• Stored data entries
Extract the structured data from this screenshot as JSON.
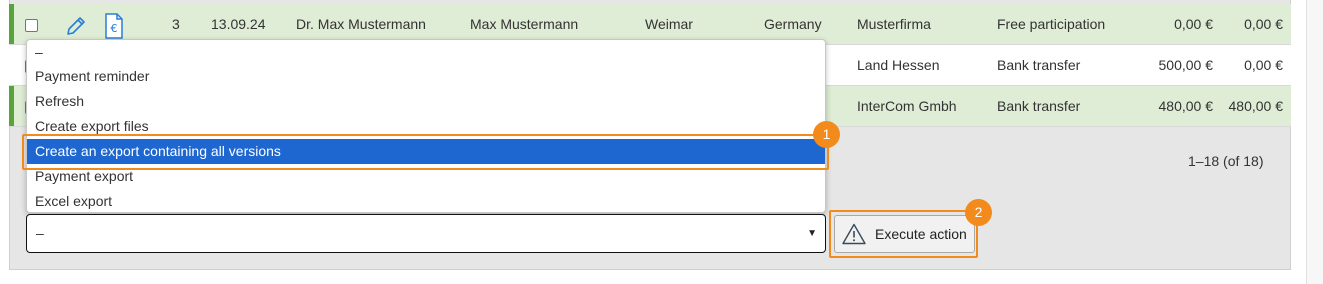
{
  "rows": [
    {
      "number": "3",
      "date": "13.09.24",
      "name": "Dr. Max Mustermann",
      "contact": "Max Mustermann",
      "city": "Weimar",
      "country": "Germany",
      "company": "Musterfirma",
      "payment_method": "Free participation",
      "amount": "0,00 €",
      "paid": "0,00 €"
    },
    {
      "company": "Land Hessen",
      "payment_method": "Bank transfer",
      "amount": "500,00 €",
      "paid": "0,00 €"
    },
    {
      "company": "InterCom Gmbh",
      "payment_method": "Bank transfer",
      "amount": "480,00 €",
      "paid": "480,00 €"
    }
  ],
  "pagination": {
    "text": "1–18 (of 18)"
  },
  "dropdown": {
    "options": [
      "–",
      "Payment reminder",
      "Refresh",
      "Create export files",
      "Create an export containing all versions",
      "Payment export",
      "Excel export"
    ],
    "highlighted_index": 4
  },
  "action_select": {
    "value": "–"
  },
  "execute_button": {
    "label": "Execute action",
    "icon": "warning-icon"
  },
  "callouts": {
    "first": "1",
    "second": "2"
  },
  "colors": {
    "row_green": "#dfedd6",
    "status_bar": "#59a43a",
    "highlight": "#1e66d0",
    "callout": "#f28a1c"
  }
}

• REQUIREMENTS
All of the entries need to be transcribed word for word; pictures are left out.

• FINAL ANSWER
Extract the structured data from this screenshot as JSON.
{
  "rows": [
    {
      "number": "3",
      "date": "13.09.24",
      "name": "Dr. Max Mustermann",
      "contact": "Max Mustermann",
      "city": "Weimar",
      "country": "Germany",
      "company": "Musterfirma",
      "payment_method": "Free participation",
      "amount": "0,00 €",
      "paid": "0,00 €"
    },
    {
      "company": "Land Hessen",
      "payment_method": "Bank transfer",
      "amount": "500,00 €",
      "paid": "0,00 €"
    },
    {
      "company": "InterCom Gmbh",
      "payment_method": "Bank transfer",
      "amount": "480,00 €",
      "paid": "480,00 €"
    }
  ],
  "pagination": {
    "text": "1–18 (of 18)"
  },
  "dropdown": {
    "options": [
      "–",
      "Payment reminder",
      "Refresh",
      "Create export files",
      "Create an export containing all versions",
      "Payment export",
      "Excel export"
    ],
    "highlighted_index": 4
  },
  "action_select": {
    "value": "–"
  },
  "execute_button": {
    "label": "Execute action",
    "icon": "warning-icon"
  },
  "callouts": {
    "first": "1",
    "second": "2"
  },
  "colors": {
    "row_green": "#dfedd6",
    "status_bar": "#59a43a",
    "highlight": "#1e66d0",
    "callout": "#f28a1c"
  }
}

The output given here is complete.